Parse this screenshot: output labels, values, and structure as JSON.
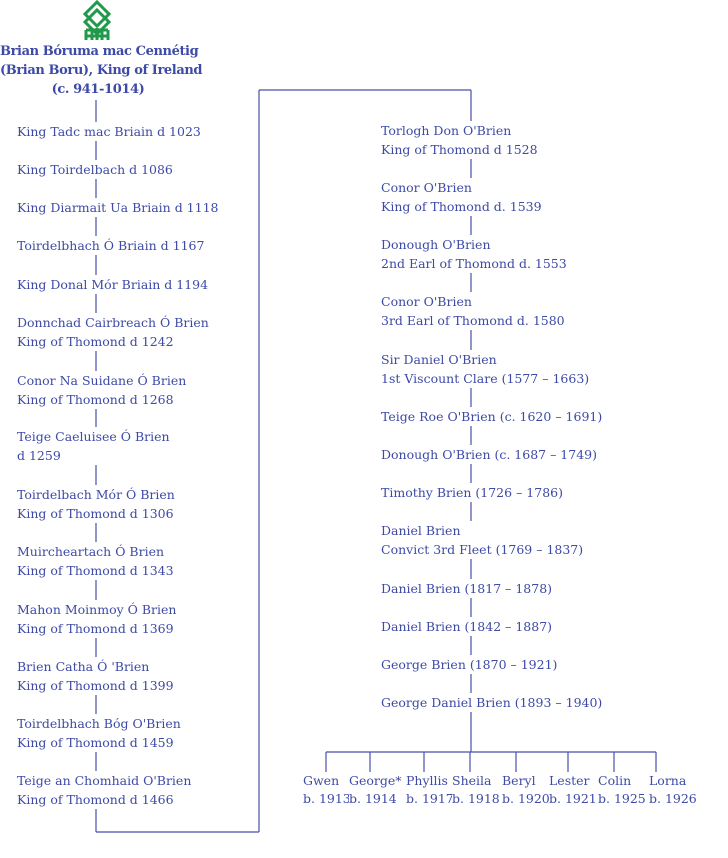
{
  "colors": {
    "text": "#3d4aa6",
    "line": "#4a4fa8",
    "logo": "#1f9a4a"
  },
  "logo_icon": "celtic-knot-icon",
  "title": {
    "line1": "Brian Bóruma mac Cennétig",
    "line2": "(Brian Boru),  King of Ireland",
    "line3": "(c. 941-1014)"
  },
  "left_column": [
    {
      "line1": "King Tadc mac Briain d 1023",
      "line2": ""
    },
    {
      "line1": "King Toirdelbach  d 1086",
      "line2": ""
    },
    {
      "line1": "King Diarmait Ua Briain d 1118",
      "line2": ""
    },
    {
      "line1": "Toirdelbhach Ó Briain d 1167",
      "line2": ""
    },
    {
      "line1": "King Donal  Mór Briain d 1194",
      "line2": ""
    },
    {
      "line1": "Donnchad  Cairbreach  Ó Brien",
      "line2": "King of Thomond  d 1242"
    },
    {
      "line1": "Conor Na Suidane Ó Brien",
      "line2": "King of Thomond  d 1268"
    },
    {
      "line1": "Teige Caeluisee   Ó Brien",
      "line2": "d 1259"
    },
    {
      "line1": "Toirdelbach Mór Ó Brien",
      "line2": "King of Thomond  d 1306"
    },
    {
      "line1": "Muircheartach  Ó Brien",
      "line2": "King of Thomond  d 1343"
    },
    {
      "line1": "Mahon Moinmoy  Ó Brien",
      "line2": "King of Thomond  d 1369"
    },
    {
      "line1": "Brien Catha  Ó 'Brien",
      "line2": "King of Thomond  d 1399"
    },
    {
      "line1": "Toirdelbhach Bóg O'Brien",
      "line2": "King of Thomond  d 1459"
    },
    {
      "line1": "Teige an Chomhaid O'Brien",
      "line2": "King of Thomond  d 1466"
    }
  ],
  "right_column": [
    {
      "line1": "Torlogh  Don O'Brien",
      "line2": "King of Thomond  d 1528"
    },
    {
      "line1": "Conor O'Brien",
      "line2": "King of Thomond  d. 1539"
    },
    {
      "line1": "Donough O'Brien",
      "line2": "2nd Earl of Thomond  d. 1553"
    },
    {
      "line1": "Conor O'Brien",
      "line2": "3rd Earl of Thomond  d. 1580"
    },
    {
      "line1": "Sir Daniel O'Brien",
      "line2": "1st Viscount Clare (1577 – 1663)"
    },
    {
      "line1": "Teige Roe O'Brien (c. 1620 – 1691)",
      "line2": ""
    },
    {
      "line1": "Donough O'Brien (c. 1687 – 1749)",
      "line2": ""
    },
    {
      "line1": "Timothy Brien (1726 – 1786)",
      "line2": ""
    },
    {
      "line1": "Daniel Brien",
      "line2": "Convict 3rd Fleet  (1769 – 1837)"
    },
    {
      "line1": "Daniel Brien (1817 – 1878)",
      "line2": ""
    },
    {
      "line1": "Daniel Brien (1842 – 1887)",
      "line2": ""
    },
    {
      "line1": "George Brien (1870 – 1921)",
      "line2": ""
    },
    {
      "line1": "George Daniel Brien (1893 – 1940)",
      "line2": ""
    }
  ],
  "children": [
    {
      "name": "Gwen",
      "born": "b. 1913"
    },
    {
      "name": "George*",
      "born": "b. 1914"
    },
    {
      "name": "Phyllis",
      "born": "b. 1917"
    },
    {
      "name": "Sheila",
      "born": "b. 1918"
    },
    {
      "name": "Beryl",
      "born": "b. 1920"
    },
    {
      "name": "Lester",
      "born": "b. 1921"
    },
    {
      "name": "Colin",
      "born": "b. 1925"
    },
    {
      "name": "Lorna",
      "born": "b. 1926"
    }
  ]
}
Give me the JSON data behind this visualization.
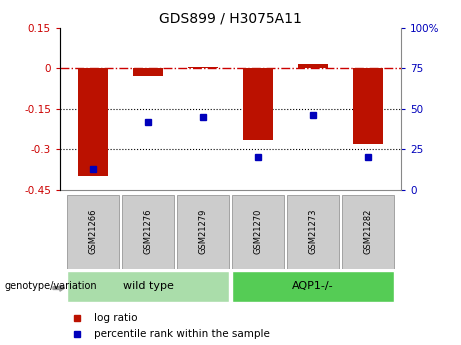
{
  "title": "GDS899 / H3075A11",
  "samples": [
    "GSM21266",
    "GSM21276",
    "GSM21279",
    "GSM21270",
    "GSM21273",
    "GSM21282"
  ],
  "log_ratio": [
    -0.4,
    -0.03,
    0.005,
    -0.265,
    0.015,
    -0.28
  ],
  "percentile_rank": [
    13,
    42,
    45,
    20,
    46,
    20
  ],
  "ylim_left": [
    -0.45,
    0.15
  ],
  "ylim_right": [
    0,
    100
  ],
  "yticks_left": [
    0.15,
    0.0,
    -0.15,
    -0.3,
    -0.45
  ],
  "yticks_left_labels": [
    "0.15",
    "0",
    "-0.15",
    "-0.3",
    "-0.45"
  ],
  "yticks_right": [
    100,
    75,
    50,
    25,
    0
  ],
  "yticks_right_labels": [
    "100%",
    "75",
    "50",
    "25",
    "0"
  ],
  "bar_color": "#bb1100",
  "dot_color": "#0000bb",
  "hline_color": "#cc0000",
  "dotted_lines": [
    -0.15,
    -0.3
  ],
  "groups": [
    {
      "label": "wild type",
      "indices": [
        0,
        1,
        2
      ],
      "color": "#aaddaa"
    },
    {
      "label": "AQP1-/-",
      "indices": [
        3,
        4,
        5
      ],
      "color": "#55cc55"
    }
  ],
  "group_label": "genotype/variation",
  "legend_log_ratio": "log ratio",
  "legend_percentile": "percentile rank within the sample",
  "bar_width": 0.55,
  "sample_box_color": "#cccccc",
  "sample_box_edge": "#888888"
}
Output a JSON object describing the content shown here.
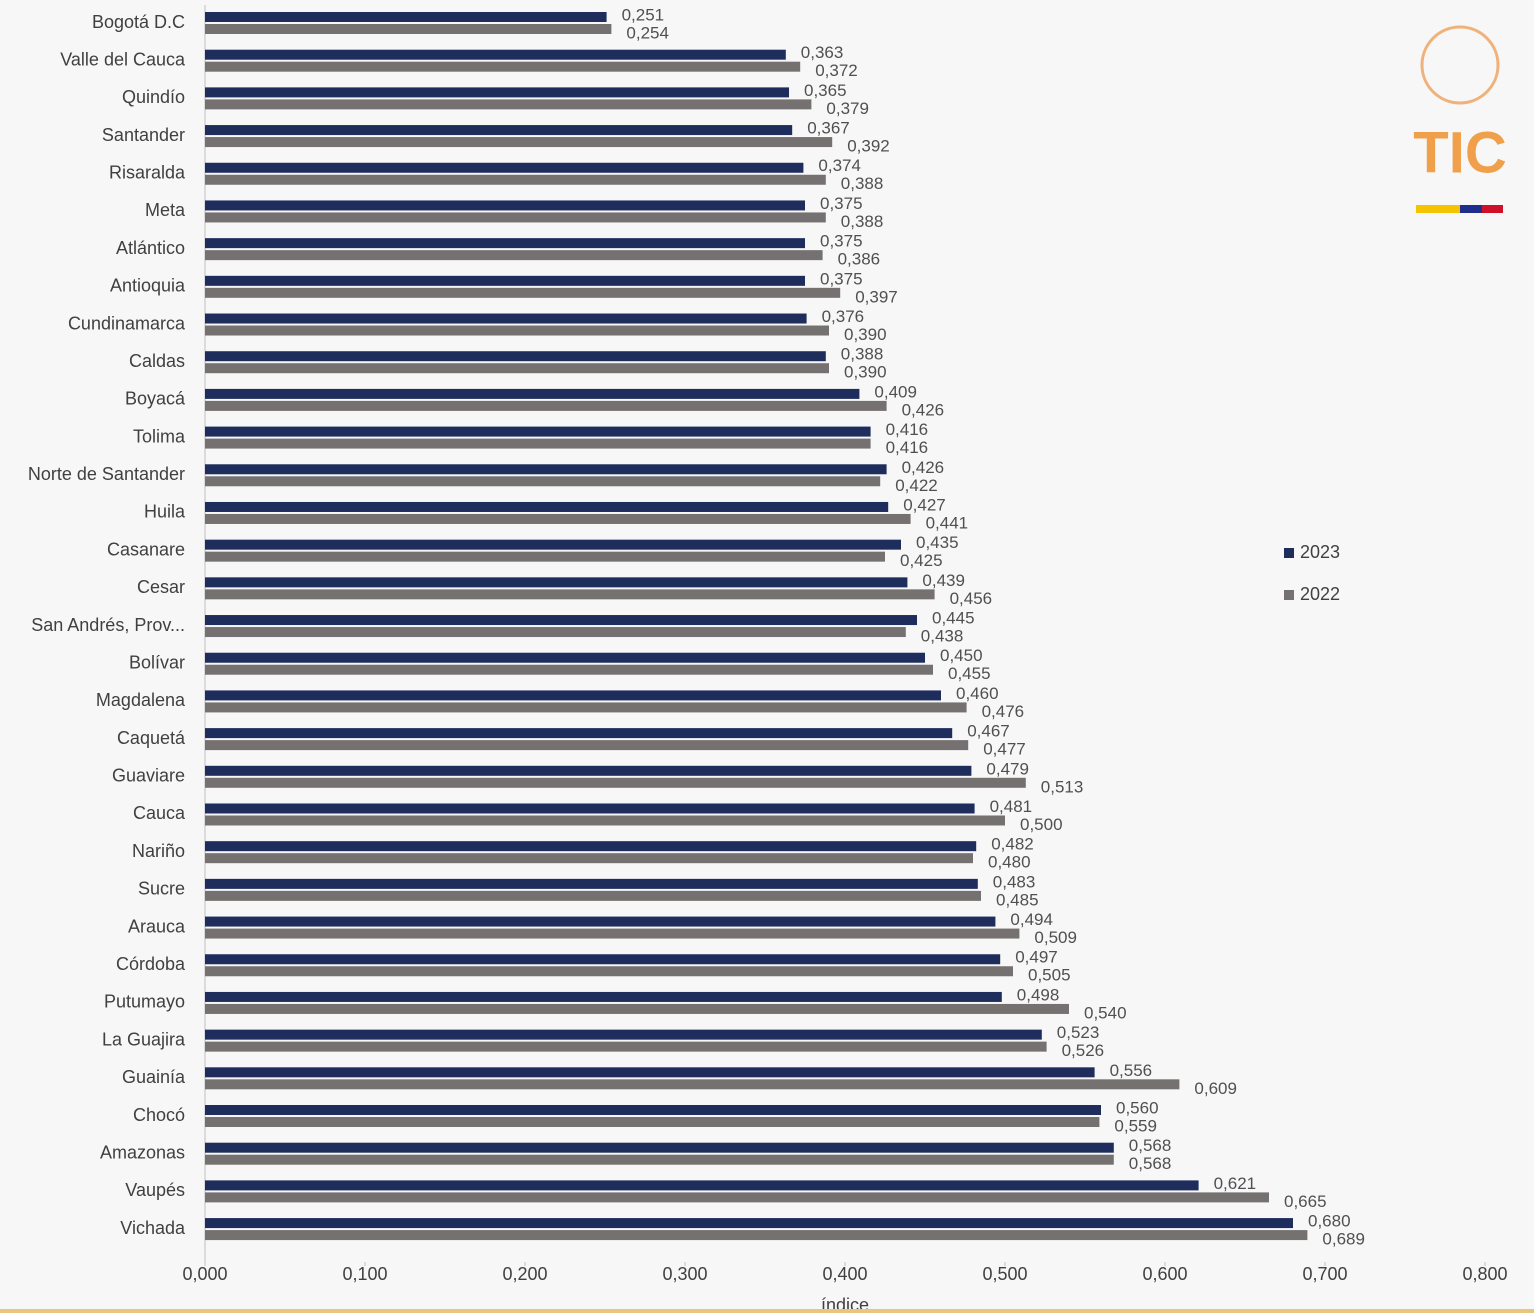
━━━━━━
Find the word "Thomond" and list each line it appears in.

      "line2": "King of Thomond  d 1242"
      "line2": "King of Thomond  d 1268"
      "line2": "King of Thomond  d 1306"
      "line2": "King of Thomond  d 1343"
      "line2": "King of Thomond  d 1369"
      "line2": "King of Thomond  d 1399"
      "line2": "King of Thomond  d 1459"
      "line2": "King of Thomond  d 1466"
      "line2": "King of Thomond  d 1528"
      "line2": "King of Thomond  d. 1539"
      "line2": "2nd Earl of Thomond  d. 1553"
      "line2": "3rd Earl of Thomond  d. 1580"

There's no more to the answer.